**EJERCICIO BREVE:** Extrae sin ningún cambio las filas que empiezan al comienzo de los datos y terminan en la fila que contiene "column-header[interactable]: 近五年 xyxy=(526,382,606,397)", ambas incluidas.

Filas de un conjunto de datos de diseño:

____

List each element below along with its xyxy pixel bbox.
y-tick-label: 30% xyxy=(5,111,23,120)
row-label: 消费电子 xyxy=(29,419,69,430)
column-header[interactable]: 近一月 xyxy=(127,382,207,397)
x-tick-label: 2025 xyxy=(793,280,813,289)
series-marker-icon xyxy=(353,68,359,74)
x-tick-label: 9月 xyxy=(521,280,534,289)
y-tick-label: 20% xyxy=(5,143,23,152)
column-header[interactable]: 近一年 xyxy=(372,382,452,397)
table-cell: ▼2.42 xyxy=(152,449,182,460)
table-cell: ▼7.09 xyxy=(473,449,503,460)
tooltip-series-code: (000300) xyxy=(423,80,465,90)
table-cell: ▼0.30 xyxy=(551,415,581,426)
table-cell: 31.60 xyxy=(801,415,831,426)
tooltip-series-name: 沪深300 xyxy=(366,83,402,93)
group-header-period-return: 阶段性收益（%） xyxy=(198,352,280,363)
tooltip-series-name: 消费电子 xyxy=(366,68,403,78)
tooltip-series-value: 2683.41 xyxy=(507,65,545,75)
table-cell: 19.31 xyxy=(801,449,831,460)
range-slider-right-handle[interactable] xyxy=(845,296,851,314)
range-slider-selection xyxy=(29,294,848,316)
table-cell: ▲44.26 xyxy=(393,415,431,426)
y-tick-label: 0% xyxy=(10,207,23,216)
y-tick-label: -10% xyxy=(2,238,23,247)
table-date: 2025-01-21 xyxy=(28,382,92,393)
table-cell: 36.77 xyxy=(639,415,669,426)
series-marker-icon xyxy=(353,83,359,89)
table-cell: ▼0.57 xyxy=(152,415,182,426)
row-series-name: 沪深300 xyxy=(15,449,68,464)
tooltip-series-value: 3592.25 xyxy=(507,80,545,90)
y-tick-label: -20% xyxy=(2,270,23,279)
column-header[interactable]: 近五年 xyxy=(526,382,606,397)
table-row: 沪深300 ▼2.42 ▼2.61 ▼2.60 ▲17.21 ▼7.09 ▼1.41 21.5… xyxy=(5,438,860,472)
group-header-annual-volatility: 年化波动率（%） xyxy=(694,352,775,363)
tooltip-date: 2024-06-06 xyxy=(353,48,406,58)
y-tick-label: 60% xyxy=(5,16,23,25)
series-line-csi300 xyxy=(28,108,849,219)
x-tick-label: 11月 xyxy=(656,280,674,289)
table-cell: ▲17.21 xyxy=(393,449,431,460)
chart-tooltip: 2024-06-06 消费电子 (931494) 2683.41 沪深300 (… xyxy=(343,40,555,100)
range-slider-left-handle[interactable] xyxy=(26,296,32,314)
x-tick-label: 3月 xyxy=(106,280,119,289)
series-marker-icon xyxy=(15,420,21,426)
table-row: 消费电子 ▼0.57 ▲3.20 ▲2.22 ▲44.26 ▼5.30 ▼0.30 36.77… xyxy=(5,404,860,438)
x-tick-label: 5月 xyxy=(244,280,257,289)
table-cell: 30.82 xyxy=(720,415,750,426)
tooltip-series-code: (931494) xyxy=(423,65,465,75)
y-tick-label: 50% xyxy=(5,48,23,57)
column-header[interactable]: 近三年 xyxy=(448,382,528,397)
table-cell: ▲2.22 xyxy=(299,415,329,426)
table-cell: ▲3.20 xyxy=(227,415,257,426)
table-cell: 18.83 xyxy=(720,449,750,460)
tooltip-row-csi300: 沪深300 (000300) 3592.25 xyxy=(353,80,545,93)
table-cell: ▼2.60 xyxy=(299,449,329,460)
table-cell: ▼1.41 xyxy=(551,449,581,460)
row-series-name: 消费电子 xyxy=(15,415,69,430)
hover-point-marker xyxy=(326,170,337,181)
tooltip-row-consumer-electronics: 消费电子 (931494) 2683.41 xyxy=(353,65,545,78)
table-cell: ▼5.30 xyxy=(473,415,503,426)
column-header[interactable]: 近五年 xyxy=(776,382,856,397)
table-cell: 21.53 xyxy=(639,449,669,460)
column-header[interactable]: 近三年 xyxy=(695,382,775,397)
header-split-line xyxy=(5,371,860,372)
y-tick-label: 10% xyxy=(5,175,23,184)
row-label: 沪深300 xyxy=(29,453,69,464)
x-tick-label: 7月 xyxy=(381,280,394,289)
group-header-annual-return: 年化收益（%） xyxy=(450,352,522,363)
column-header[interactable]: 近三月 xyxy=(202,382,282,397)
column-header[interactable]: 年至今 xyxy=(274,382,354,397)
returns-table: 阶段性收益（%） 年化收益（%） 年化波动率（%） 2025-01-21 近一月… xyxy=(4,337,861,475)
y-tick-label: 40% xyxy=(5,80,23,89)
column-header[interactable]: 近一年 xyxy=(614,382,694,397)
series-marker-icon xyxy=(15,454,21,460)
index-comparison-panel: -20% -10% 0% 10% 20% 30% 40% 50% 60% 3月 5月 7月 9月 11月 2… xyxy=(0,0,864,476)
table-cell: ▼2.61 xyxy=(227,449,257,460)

____

**RESULTADO DEL EJERCICIO:**
List each element below along with its xyxy pixel bbox.
y-tick-label: 30% xyxy=(5,111,23,120)
row-label: 消费电子 xyxy=(29,419,69,430)
column-header[interactable]: 近一月 xyxy=(127,382,207,397)
x-tick-label: 2025 xyxy=(793,280,813,289)
series-marker-icon xyxy=(353,68,359,74)
x-tick-label: 9月 xyxy=(521,280,534,289)
y-tick-label: 20% xyxy=(5,143,23,152)
column-header[interactable]: 近一年 xyxy=(372,382,452,397)
table-cell: ▼2.42 xyxy=(152,449,182,460)
table-cell: ▼7.09 xyxy=(473,449,503,460)
tooltip-series-code: (000300) xyxy=(423,80,465,90)
table-cell: ▼0.30 xyxy=(551,415,581,426)
table-cell: 31.60 xyxy=(801,415,831,426)
tooltip-series-name: 沪深300 xyxy=(366,83,402,93)
group-header-period-return: 阶段性收益（%） xyxy=(198,352,280,363)
tooltip-series-name: 消费电子 xyxy=(366,68,403,78)
tooltip-series-value: 2683.41 xyxy=(507,65,545,75)
table-cell: 19.31 xyxy=(801,449,831,460)
range-slider-right-handle[interactable] xyxy=(845,296,851,314)
range-slider-selection xyxy=(29,294,848,316)
table-cell: ▲44.26 xyxy=(393,415,431,426)
y-tick-label: 0% xyxy=(10,207,23,216)
y-tick-label: -10% xyxy=(2,238,23,247)
table-date: 2025-01-21 xyxy=(28,382,92,393)
table-cell: 36.77 xyxy=(639,415,669,426)
series-marker-icon xyxy=(353,83,359,89)
table-cell: ▼0.57 xyxy=(152,415,182,426)
row-series-name: 沪深300 xyxy=(15,449,68,464)
tooltip-series-value: 3592.25 xyxy=(507,80,545,90)
y-tick-label: -20% xyxy=(2,270,23,279)
column-header[interactable]: 近五年 xyxy=(526,382,606,397)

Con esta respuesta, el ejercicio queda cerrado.